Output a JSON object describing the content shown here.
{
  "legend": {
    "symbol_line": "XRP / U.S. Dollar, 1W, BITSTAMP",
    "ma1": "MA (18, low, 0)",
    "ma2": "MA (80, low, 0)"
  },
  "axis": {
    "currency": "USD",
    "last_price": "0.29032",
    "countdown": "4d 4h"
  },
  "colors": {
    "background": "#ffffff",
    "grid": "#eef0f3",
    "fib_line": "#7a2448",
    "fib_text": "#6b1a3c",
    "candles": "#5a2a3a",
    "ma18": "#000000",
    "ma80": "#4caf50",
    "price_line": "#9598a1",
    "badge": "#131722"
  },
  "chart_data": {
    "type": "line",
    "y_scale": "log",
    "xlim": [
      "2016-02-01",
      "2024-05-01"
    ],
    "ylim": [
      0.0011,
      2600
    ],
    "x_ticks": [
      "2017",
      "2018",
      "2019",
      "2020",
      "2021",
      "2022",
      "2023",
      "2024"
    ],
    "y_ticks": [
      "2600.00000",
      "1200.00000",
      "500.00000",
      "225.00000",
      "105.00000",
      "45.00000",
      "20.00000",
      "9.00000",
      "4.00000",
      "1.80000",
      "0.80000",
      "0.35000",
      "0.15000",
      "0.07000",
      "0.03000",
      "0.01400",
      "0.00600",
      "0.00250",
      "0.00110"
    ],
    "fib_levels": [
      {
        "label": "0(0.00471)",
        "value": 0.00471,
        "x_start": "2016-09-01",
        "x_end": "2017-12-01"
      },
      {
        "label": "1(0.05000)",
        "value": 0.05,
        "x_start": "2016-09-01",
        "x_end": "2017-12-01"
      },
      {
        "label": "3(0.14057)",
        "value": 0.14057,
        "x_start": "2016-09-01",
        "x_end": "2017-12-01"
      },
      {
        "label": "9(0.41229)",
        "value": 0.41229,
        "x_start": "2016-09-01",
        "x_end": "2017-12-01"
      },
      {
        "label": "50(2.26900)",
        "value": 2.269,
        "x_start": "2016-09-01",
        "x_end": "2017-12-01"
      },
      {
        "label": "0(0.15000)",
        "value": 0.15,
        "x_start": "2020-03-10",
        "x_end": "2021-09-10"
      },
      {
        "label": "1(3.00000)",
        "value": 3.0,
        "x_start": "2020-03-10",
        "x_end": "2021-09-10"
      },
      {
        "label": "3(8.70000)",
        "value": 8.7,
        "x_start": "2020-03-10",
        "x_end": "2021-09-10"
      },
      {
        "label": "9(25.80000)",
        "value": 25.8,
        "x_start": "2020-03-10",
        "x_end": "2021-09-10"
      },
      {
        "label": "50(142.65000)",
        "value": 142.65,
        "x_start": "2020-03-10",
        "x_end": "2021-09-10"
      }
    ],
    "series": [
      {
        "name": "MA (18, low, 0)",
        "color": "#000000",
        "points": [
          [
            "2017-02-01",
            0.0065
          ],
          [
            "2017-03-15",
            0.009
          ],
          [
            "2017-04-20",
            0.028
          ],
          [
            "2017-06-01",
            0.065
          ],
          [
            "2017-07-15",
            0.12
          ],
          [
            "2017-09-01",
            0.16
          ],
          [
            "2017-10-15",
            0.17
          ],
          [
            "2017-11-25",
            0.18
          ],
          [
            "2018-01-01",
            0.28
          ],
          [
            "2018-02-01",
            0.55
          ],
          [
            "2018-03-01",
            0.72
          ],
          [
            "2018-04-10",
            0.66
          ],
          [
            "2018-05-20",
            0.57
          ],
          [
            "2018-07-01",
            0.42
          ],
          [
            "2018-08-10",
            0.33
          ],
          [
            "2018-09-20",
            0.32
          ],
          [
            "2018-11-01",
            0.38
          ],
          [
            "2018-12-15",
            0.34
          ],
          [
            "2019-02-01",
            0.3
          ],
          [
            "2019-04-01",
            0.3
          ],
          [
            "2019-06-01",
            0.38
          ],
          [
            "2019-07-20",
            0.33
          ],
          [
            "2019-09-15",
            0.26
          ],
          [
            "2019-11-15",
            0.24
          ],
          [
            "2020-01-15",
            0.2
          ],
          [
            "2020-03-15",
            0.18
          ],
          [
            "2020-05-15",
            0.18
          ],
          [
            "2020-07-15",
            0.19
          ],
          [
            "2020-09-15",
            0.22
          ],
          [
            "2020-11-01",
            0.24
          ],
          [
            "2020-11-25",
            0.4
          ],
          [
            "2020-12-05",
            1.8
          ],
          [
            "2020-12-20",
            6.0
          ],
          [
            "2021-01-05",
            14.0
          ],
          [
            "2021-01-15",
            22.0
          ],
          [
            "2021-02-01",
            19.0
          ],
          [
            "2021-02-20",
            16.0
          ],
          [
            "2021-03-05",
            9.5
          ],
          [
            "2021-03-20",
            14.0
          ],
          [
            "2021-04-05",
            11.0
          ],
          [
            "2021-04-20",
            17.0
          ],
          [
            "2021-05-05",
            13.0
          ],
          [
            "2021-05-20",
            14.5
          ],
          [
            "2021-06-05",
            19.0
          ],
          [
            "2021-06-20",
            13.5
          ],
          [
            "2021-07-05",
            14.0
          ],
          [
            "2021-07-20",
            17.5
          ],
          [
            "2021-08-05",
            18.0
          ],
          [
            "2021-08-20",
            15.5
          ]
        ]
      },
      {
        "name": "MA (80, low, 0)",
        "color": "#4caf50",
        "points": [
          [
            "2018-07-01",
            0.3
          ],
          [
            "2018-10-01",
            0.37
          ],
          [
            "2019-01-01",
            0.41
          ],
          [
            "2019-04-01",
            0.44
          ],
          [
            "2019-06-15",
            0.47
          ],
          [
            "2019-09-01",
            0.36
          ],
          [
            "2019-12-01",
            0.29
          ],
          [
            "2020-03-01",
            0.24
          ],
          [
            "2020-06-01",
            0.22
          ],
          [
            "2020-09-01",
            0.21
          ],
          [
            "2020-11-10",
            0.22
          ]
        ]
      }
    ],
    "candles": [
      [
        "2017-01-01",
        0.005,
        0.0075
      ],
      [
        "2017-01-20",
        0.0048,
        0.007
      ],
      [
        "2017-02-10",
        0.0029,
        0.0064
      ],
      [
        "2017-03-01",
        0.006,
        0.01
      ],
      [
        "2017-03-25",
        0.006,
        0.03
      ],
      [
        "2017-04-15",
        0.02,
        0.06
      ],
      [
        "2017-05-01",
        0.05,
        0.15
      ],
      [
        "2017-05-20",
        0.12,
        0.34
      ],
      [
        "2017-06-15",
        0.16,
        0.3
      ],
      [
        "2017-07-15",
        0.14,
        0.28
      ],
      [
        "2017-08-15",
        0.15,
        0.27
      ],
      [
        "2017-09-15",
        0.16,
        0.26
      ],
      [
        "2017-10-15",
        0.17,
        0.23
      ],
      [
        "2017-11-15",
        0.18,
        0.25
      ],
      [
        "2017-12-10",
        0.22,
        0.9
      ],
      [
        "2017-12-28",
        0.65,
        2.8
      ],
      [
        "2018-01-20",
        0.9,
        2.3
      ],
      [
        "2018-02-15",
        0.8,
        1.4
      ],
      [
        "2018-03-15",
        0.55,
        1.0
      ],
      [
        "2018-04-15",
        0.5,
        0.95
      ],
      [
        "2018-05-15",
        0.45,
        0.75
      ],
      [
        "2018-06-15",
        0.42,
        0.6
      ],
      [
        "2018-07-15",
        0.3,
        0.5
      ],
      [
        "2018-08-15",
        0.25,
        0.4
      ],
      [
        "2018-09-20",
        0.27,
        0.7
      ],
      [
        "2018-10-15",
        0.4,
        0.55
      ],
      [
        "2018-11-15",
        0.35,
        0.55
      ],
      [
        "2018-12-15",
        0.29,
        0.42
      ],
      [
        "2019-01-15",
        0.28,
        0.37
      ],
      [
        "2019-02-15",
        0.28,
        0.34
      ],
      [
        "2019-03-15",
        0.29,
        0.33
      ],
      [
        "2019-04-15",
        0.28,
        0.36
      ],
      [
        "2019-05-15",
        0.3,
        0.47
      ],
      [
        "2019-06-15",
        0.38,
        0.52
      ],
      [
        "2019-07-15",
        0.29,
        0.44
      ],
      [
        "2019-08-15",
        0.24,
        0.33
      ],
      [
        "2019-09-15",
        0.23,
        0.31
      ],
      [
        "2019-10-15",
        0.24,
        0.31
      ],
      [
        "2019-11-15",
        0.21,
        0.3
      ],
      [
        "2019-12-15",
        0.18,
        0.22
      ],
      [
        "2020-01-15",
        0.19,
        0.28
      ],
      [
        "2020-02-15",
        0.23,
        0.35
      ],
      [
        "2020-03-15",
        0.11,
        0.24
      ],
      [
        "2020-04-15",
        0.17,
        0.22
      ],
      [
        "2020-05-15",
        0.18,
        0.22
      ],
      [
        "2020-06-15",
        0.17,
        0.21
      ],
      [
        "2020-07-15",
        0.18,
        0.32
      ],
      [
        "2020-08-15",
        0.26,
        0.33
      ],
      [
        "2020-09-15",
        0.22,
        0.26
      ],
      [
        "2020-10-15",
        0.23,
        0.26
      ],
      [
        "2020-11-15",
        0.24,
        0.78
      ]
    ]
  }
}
──────────────────────────────
Directive: Among the lines of the material, find those that hold the word "label" and copy them.

Solution to this exercise:
        "label": "0(0.00471)",
        "label": "1(0.05000)",
        "label": "3(0.14057)",
        "label": "9(0.41229)",
        "label": "50(2.26900)",
        "label": "0(0.15000)",
        "label": "1(3.00000)",
        "label": "3(8.70000)",
        "label": "9(25.80000)",
        "label": "50(142.65000)",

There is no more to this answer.